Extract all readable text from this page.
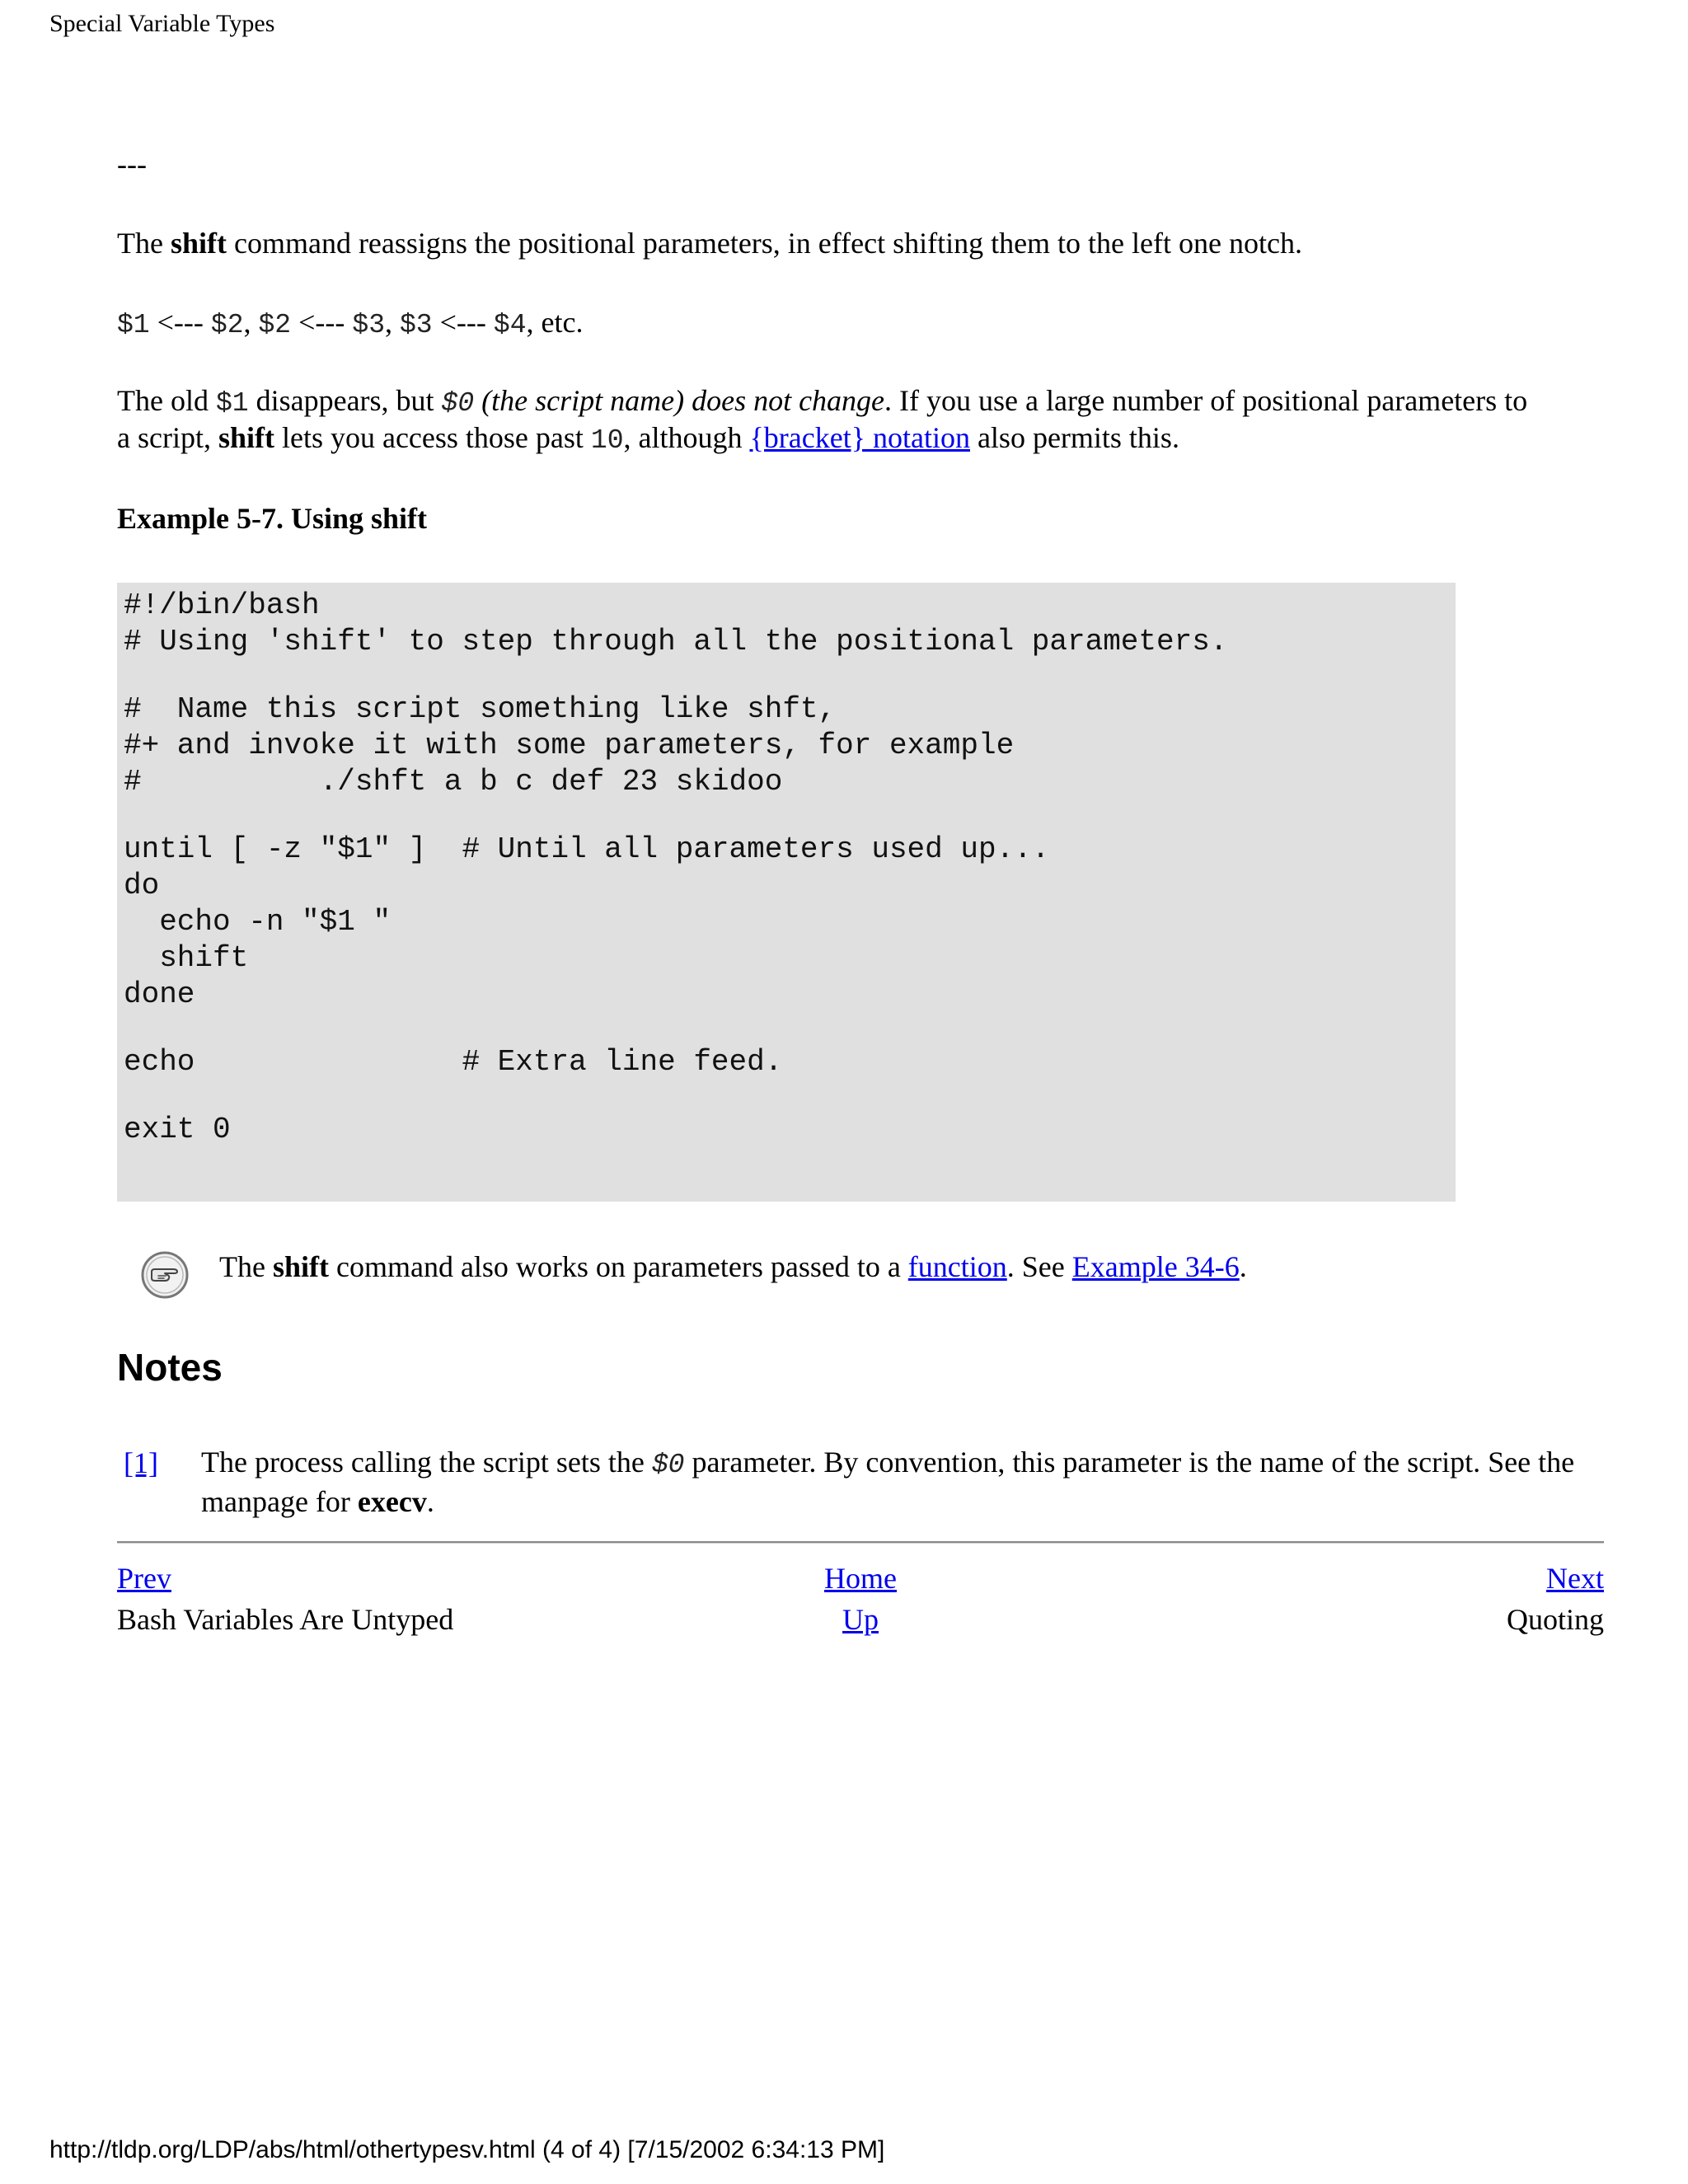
Special Variable Types
---
The shift command reassigns the positional parameters, in effect shifting them to the left one notch.
$1 <--- $2, $2 <--- $3, $3 <--- $4, etc.
The old $1 disappears, but $0 (the script name) does not change. If you use a large number of positional parameters to
a script, shift lets you access those past 10, although {bracket} notation also permits this.
Example 5-7. Using shift
#!/bin/bash
# Using 'shift' to step through all the positional parameters.
#  Name this script something like shft,
#+ and invoke it with some parameters, for example
#          ./shft a b c def 23 skidoo
until [ -z "$1" ]  # Until all parameters used up...
do
echo -n "$1 "
shift
done
echo               # Extra line feed.
exit 0
The shift command also works on parameters passed to a function. See Example 34-6.
Notes
[1] The process calling the script sets the $0 parameter. By convention, this parameter is the name of the script. See the manpage for execv.
Prev	Home	Next
Bash Variables Are Untyped	Up	Quoting
http://tldp.org/LDP/abs/html/othertypesv.html (4 of 4) [7/15/2002 6:34:13 PM]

• • • •

Every entry above should be duplicated exactly. Do not include the images.

Extract all readable text from this page.
Special Variable Types
---
The shift command reassigns the positional parameters, in effect shifting them to the left one notch.
$1 <--- $2, $2 <--- $3, $3 <--- $4, etc.
The old $1 disappears, but $0 (the script name) does not change. If you use a large number of positional parameters to
a script, shift lets you access those past 10, although {bracket} notation also permits this.
Example 5-7. Using shift
#!/bin/bash
# Using 'shift' to step through all the positional parameters.
#  Name this script something like shft,
#+ and invoke it with some parameters, for example
#          ./shft a b c def 23 skidoo
until [ -z "$1" ]  # Until all parameters used up...
do
echo -n "$1 "
shift
done
echo               # Extra line feed.
exit 0
The shift command also works on parameters passed to a function. See Example 34-6.
Notes
[1] The process calling the script sets the $0 parameter. By convention, this parameter is the name of the script. See the manpage for execv.
Prev	Home	Next
Bash Variables Are Untyped	Up	Quoting
http://tldp.org/LDP/abs/html/othertypesv.html (4 of 4) [7/15/2002 6:34:13 PM]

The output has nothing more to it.